*Required action*: Every entry should be reproduced precisely, with each picture left out.

*Listed records*:
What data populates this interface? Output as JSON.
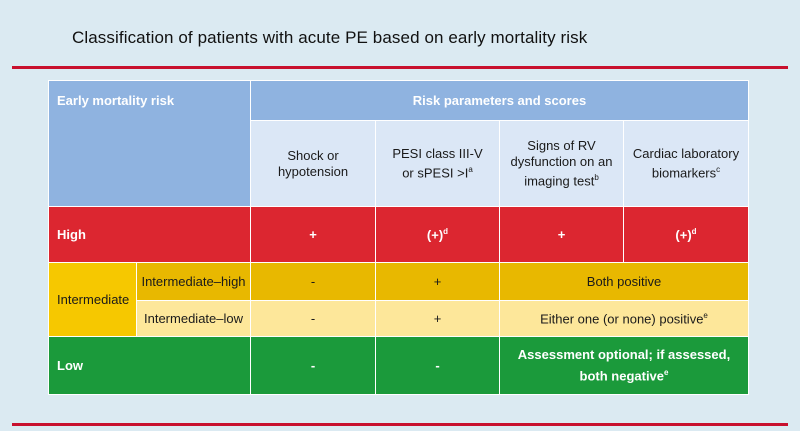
{
  "title": "Classification of patients with acute PE based on early mortality risk",
  "colors": {
    "rule": "#c8102e",
    "header": "#8fb3e0",
    "high": "#dc2630",
    "intermediate_high": "#e8b800",
    "intermediate_low": "#fde79a",
    "low": "#1b9a3b"
  },
  "header": {
    "early_mortality_risk": "Early mortality risk",
    "risk_parameters": "Risk parameters and scores",
    "col1_line1": "Shock or",
    "col1_line2": "hypotension",
    "col2_line1": "PESI class III-V",
    "col2_line2": "or sPESI >I",
    "col2_sup": "a",
    "col3_line1": "Signs of RV",
    "col3_line2": "dysfunction on an",
    "col3_line3": "imaging test",
    "col3_sup": "b",
    "col4_line1": "Cardiac laboratory",
    "col4_line2": "biomarkers",
    "col4_sup": "c"
  },
  "rows": {
    "high": {
      "label": "High",
      "c1": "+",
      "c2": "(+)",
      "c2_sup": "d",
      "c3": "+",
      "c4": "(+)",
      "c4_sup": "d"
    },
    "intermediate": {
      "label": "Intermediate"
    },
    "intermediate_high": {
      "label": "Intermediate–high",
      "c1": "-",
      "c2": "+",
      "c34": "Both positive"
    },
    "intermediate_low": {
      "label": "Intermediate–low",
      "c1": "-",
      "c2": "+",
      "c34": "Either one (or none) positive",
      "c34_sup": "e"
    },
    "low": {
      "label": "Low",
      "c1": "-",
      "c2": "-",
      "c34_line1": "Assessment optional; if assessed,",
      "c34_line2": "both negative",
      "c34_sup": "e"
    }
  }
}
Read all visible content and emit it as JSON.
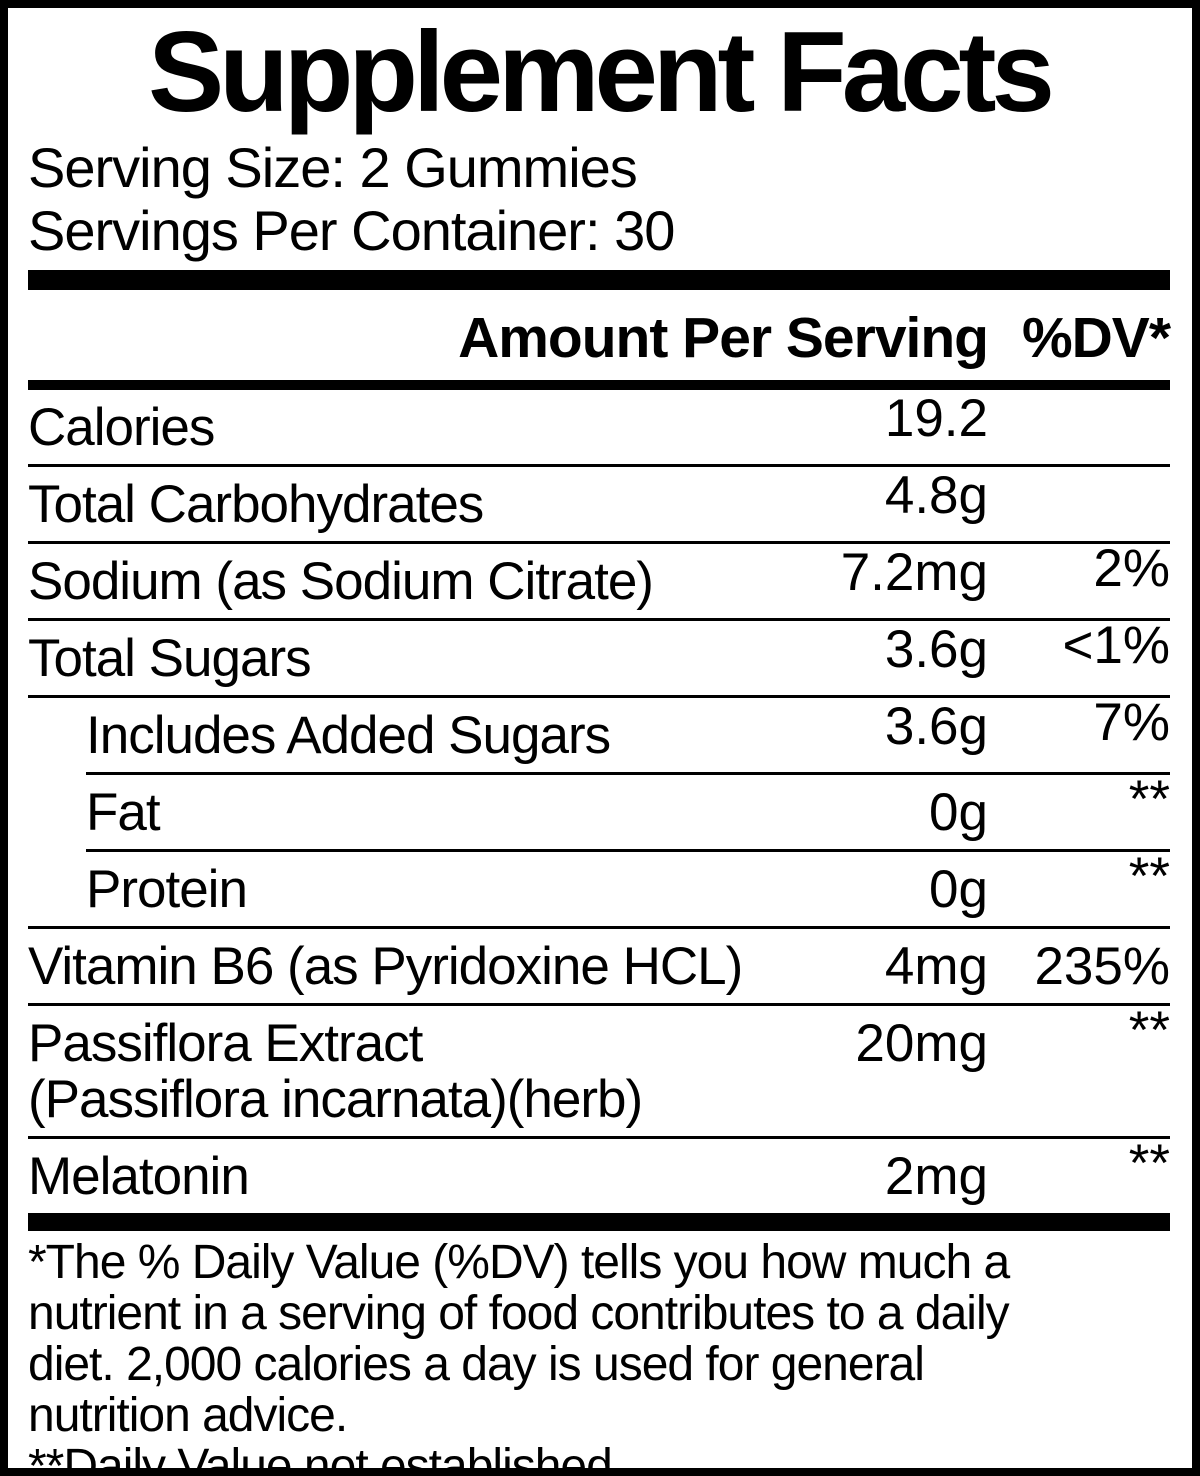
{
  "title": "Supplement Facts",
  "serving": {
    "size": "Serving Size: 2 Gummies",
    "per_container": "Servings Per Container: 30"
  },
  "header": {
    "amount_label": "Amount Per Serving",
    "dv_label": "%DV*"
  },
  "table": {
    "rows": [
      {
        "label": "Calories",
        "amount": "19.2",
        "dv": "",
        "indent": false,
        "sep_above": "medium",
        "amount_raised": true,
        "dv_raised": false
      },
      {
        "label": "Total Carbohydrates",
        "amount": "4.8g",
        "dv": "",
        "indent": false,
        "sep_above": "thin",
        "amount_raised": true,
        "dv_raised": false
      },
      {
        "label": "Sodium (as Sodium Citrate)",
        "amount": "7.2mg",
        "dv": "2%",
        "indent": false,
        "sep_above": "thin",
        "amount_raised": true,
        "dv_raised": true
      },
      {
        "label": "Total Sugars",
        "amount": "3.6g",
        "dv": "<1%",
        "indent": false,
        "sep_above": "thin",
        "amount_raised": true,
        "dv_raised": true
      },
      {
        "label": "Includes Added Sugars",
        "amount": "3.6g",
        "dv": "7%",
        "indent": true,
        "sep_above": "thin",
        "amount_raised": true,
        "dv_raised": true
      },
      {
        "label": "Fat",
        "amount": "0g",
        "dv": "**",
        "indent": true,
        "sep_above": "thin-indent",
        "amount_raised": false,
        "dv_raised": true
      },
      {
        "label": "Protein",
        "amount": "0g",
        "dv": "**",
        "indent": true,
        "sep_above": "thin-indent",
        "amount_raised": false,
        "dv_raised": true
      },
      {
        "label": "Vitamin B6 (as Pyridoxine HCL)",
        "amount": "4mg",
        "dv": "235%",
        "indent": false,
        "sep_above": "thin",
        "amount_raised": false,
        "dv_raised": false
      },
      {
        "label": "Passiflora Extract",
        "label2": "(Passiflora incarnata)(herb)",
        "amount": "20mg",
        "dv": "**",
        "indent": false,
        "sep_above": "thin",
        "amount_raised": false,
        "dv_raised": true
      },
      {
        "label": "Melatonin",
        "amount": "2mg",
        "dv": "**",
        "indent": false,
        "sep_above": "thin",
        "amount_raised": false,
        "dv_raised": true
      }
    ]
  },
  "footnote": {
    "para1_lines": [
      "*The % Daily Value (%DV) tells you how much a",
      "nutrient in a serving of food contributes to a daily",
      "diet. 2,000 calories a day is used for general",
      "nutrition advice."
    ],
    "para2_lines": [
      "**Daily Value not established."
    ]
  },
  "colors": {
    "ink": "#000000",
    "background": "#ffffff"
  }
}
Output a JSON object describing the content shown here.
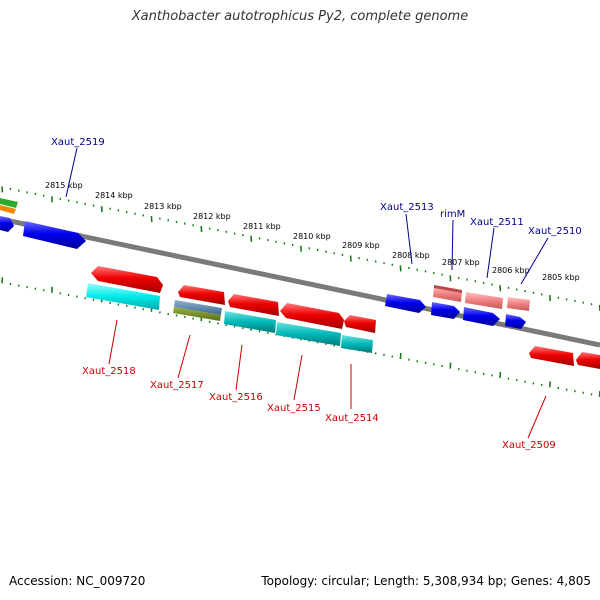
{
  "title": "Xanthobacter autotrophicus Py2, complete genome",
  "footer": {
    "accession": "Accession: NC_009720",
    "summary": "Topology: circular; Length: 5,308,934 bp; Genes: 4,805"
  },
  "colors": {
    "backbone": "#7a7a7a",
    "tick": "#1a7a1a",
    "forward_label": "#00008b",
    "reverse_label": "#cc0000",
    "blue_gene": "#0000ee",
    "pink_gene": "#f08080",
    "red_gene": "#ee0000",
    "cyan_gene": "#00dddd",
    "teal_gene": "#00b8b8"
  },
  "scale_labels": [
    "2815 kbp",
    "2814 kbp",
    "2813 kbp",
    "2812 kbp",
    "2811 kbp",
    "2810 kbp",
    "2809 kbp",
    "2808 kbp",
    "2807 kbp",
    "2806 kbp",
    "2805 kbp"
  ],
  "forward_gene_labels": [
    "Xaut_2519",
    "Xaut_2513",
    "rimM",
    "Xaut_2511",
    "Xaut_2510"
  ],
  "reverse_gene_labels": [
    "Xaut_2518",
    "Xaut_2517",
    "Xaut_2516",
    "Xaut_2515",
    "Xaut_2514",
    "Xaut_2509"
  ]
}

*Exercise output*:
What data populates this interface? Output as JSON.
{
  "title": "Classification of patients with acute PE based on early mortality risk",
  "colors": {
    "rule": "#c8102e",
    "header": "#8fb3e0",
    "high": "#dc2630",
    "intermediate_high": "#e8b800",
    "intermediate_low": "#fde79a",
    "low": "#1b9a3b"
  },
  "header": {
    "early_mortality_risk": "Early mortality risk",
    "risk_parameters": "Risk parameters and scores",
    "col1_line1": "Shock or",
    "col1_line2": "hypotension",
    "col2_line1": "PESI class III-V",
    "col2_line2": "or sPESI >I",
    "col2_sup": "a",
    "col3_line1": "Signs of RV",
    "col3_line2": "dysfunction on an",
    "col3_line3": "imaging test",
    "col3_sup": "b",
    "col4_line1": "Cardiac laboratory",
    "col4_line2": "biomarkers",
    "col4_sup": "c"
  },
  "rows": {
    "high": {
      "label": "High",
      "c1": "+",
      "c2": "(+)",
      "c2_sup": "d",
      "c3": "+",
      "c4": "(+)",
      "c4_sup": "d"
    },
    "intermediate": {
      "label": "Intermediate"
    },
    "intermediate_high": {
      "label": "Intermediate–high",
      "c1": "-",
      "c2": "+",
      "c34": "Both positive"
    },
    "intermediate_low": {
      "label": "Intermediate–low",
      "c1": "-",
      "c2": "+",
      "c34": "Either one (or none) positive",
      "c34_sup": "e"
    },
    "low": {
      "label": "Low",
      "c1": "-",
      "c2": "-",
      "c34_line1": "Assessment optional; if assessed,",
      "c34_line2": "both negative",
      "c34_sup": "e"
    }
  }
}
Read all visible content and emit it as JSON.
{
  "title": "Supplement Facts",
  "serving": {
    "size": "Serving Size: 2 Gummies",
    "per_container": "Servings Per Container: 30"
  },
  "header": {
    "amount_label": "Amount Per Serving",
    "dv_label": "%DV*"
  },
  "table": {
    "rows": [
      {
        "label": "Calories",
        "amount": "19.2",
        "dv": "",
        "indent": false,
        "sep_above": "medium",
        "amount_raised": true,
        "dv_raised": false
      },
      {
        "label": "Total Carbohydrates",
        "amount": "4.8g",
        "dv": "",
        "indent": false,
        "sep_above": "thin",
        "amount_raised": true,
        "dv_raised": false
      },
      {
        "label": "Sodium (as Sodium Citrate)",
        "amount": "7.2mg",
        "dv": "2%",
        "indent": false,
        "sep_above": "thin",
        "amount_raised": true,
        "dv_raised": true
      },
      {
        "label": "Total Sugars",
        "amount": "3.6g",
        "dv": "<1%",
        "indent": false,
        "sep_above": "thin",
        "amount_raised": true,
        "dv_raised": true
      },
      {
        "label": "Includes Added Sugars",
        "amount": "3.6g",
        "dv": "7%",
        "indent": true,
        "sep_above": "thin",
        "amount_raised": true,
        "dv_raised": true
      },
      {
        "label": "Fat",
        "amount": "0g",
        "dv": "**",
        "indent": true,
        "sep_above": "thin-indent",
        "amount_raised": false,
        "dv_raised": true
      },
      {
        "label": "Protein",
        "amount": "0g",
        "dv": "**",
        "indent": true,
        "sep_above": "thin-indent",
        "amount_raised": false,
        "dv_raised": true
      },
      {
        "label": "Vitamin B6 (as Pyridoxine HCL)",
        "amount": "4mg",
        "dv": "235%",
        "indent": false,
        "sep_above": "thin",
        "amount_raised": false,
        "dv_raised": false
      },
      {
        "label": "Passiflora Extract",
        "label2": "(Passiflora incarnata)(herb)",
        "amount": "20mg",
        "dv": "**",
        "indent": false,
        "sep_above": "thin",
        "amount_raised": false,
        "dv_raised": true
      },
      {
        "label": "Melatonin",
        "amount": "2mg",
        "dv": "**",
        "indent": false,
        "sep_above": "thin",
        "amount_raised": false,
        "dv_raised": true
      }
    ]
  },
  "footnote": {
    "para1_lines": [
      "*The % Daily Value (%DV) tells you how much a",
      "nutrient in a serving of food contributes to a daily",
      "diet. 2,000 calories a day is used for general",
      "nutrition advice."
    ],
    "para2_lines": [
      "**Daily Value not established."
    ]
  },
  "colors": {
    "ink": "#000000",
    "background": "#ffffff"
  }
}
Output a JSON object describing the content shown here.
{
  "title": "Xanthobacter autotrophicus Py2, complete genome",
  "footer": {
    "accession": "Accession: NC_009720",
    "summary": "Topology: circular; Length: 5,308,934 bp; Genes: 4,805"
  },
  "colors": {
    "backbone": "#7a7a7a",
    "tick": "#1a7a1a",
    "forward_label": "#00008b",
    "reverse_label": "#cc0000",
    "blue_gene": "#0000ee",
    "pink_gene": "#f08080",
    "red_gene": "#ee0000",
    "cyan_gene": "#00dddd",
    "teal_gene": "#00b8b8"
  },
  "scale_labels": [
    "2815 kbp",
    "2814 kbp",
    "2813 kbp",
    "2812 kbp",
    "2811 kbp",
    "2810 kbp",
    "2809 kbp",
    "2808 kbp",
    "2807 kbp",
    "2806 kbp",
    "2805 kbp"
  ],
  "forward_gene_labels": [
    "Xaut_2519",
    "Xaut_2513",
    "rimM",
    "Xaut_2511",
    "Xaut_2510"
  ],
  "reverse_gene_labels": [
    "Xaut_2518",
    "Xaut_2517",
    "Xaut_2516",
    "Xaut_2515",
    "Xaut_2514",
    "Xaut_2509"
  ]
}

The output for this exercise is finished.